All material below is to be reproduced exactly.

□ □ □ □ □

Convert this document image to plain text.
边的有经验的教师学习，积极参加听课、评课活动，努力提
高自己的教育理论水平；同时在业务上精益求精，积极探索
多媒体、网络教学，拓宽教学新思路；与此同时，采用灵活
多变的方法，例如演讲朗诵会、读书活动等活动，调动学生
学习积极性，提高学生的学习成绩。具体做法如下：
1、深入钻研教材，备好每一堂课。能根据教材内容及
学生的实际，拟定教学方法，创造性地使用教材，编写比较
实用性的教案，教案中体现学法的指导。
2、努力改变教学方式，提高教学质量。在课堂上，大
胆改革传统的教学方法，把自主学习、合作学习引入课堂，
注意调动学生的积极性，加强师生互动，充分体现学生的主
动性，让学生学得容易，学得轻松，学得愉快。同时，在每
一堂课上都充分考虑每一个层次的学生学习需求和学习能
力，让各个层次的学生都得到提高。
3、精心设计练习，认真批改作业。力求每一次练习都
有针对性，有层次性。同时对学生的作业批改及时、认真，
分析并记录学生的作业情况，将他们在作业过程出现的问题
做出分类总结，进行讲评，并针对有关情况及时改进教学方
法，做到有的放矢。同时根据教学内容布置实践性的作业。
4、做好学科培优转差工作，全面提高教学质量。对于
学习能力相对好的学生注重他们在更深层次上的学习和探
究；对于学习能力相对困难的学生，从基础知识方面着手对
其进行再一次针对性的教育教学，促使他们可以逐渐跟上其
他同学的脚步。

□ □ □ □ □

**Solution for this problem:**
Convert this document image to plain text.
边的有经验的教师学习，积极参加听课、评课活动，努力提
高自己的教育理论水平；同时在业务上精益求精，积极探索
多媒体、网络教学，拓宽教学新思路；与此同时，采用灵活
多变的方法，例如演讲朗诵会、读书活动等活动，调动学生
学习积极性，提高学生的学习成绩。具体做法如下：
1、深入钻研教材，备好每一堂课。能根据教材内容及
学生的实际，拟定教学方法，创造性地使用教材，编写比较
实用性的教案，教案中体现学法的指导。
2、努力改变教学方式，提高教学质量。在课堂上，大
胆改革传统的教学方法，把自主学习、合作学习引入课堂，
注意调动学生的积极性，加强师生互动，充分体现学生的主
动性，让学生学得容易，学得轻松，学得愉快。同时，在每
一堂课上都充分考虑每一个层次的学生学习需求和学习能
力，让各个层次的学生都得到提高。
3、精心设计练习，认真批改作业。力求每一次练习都
有针对性，有层次性。同时对学生的作业批改及时、认真，
分析并记录学生的作业情况，将他们在作业过程出现的问题
做出分类总结，进行讲评，并针对有关情况及时改进教学方
法，做到有的放矢。同时根据教学内容布置实践性的作业。
4、做好学科培优转差工作，全面提高教学质量。对于
学习能力相对好的学生注重他们在更深层次上的学习和探
究；对于学习能力相对困难的学生，从基础知识方面着手对
其进行再一次针对性的教育教学，促使他们可以逐渐跟上其
他同学的脚步。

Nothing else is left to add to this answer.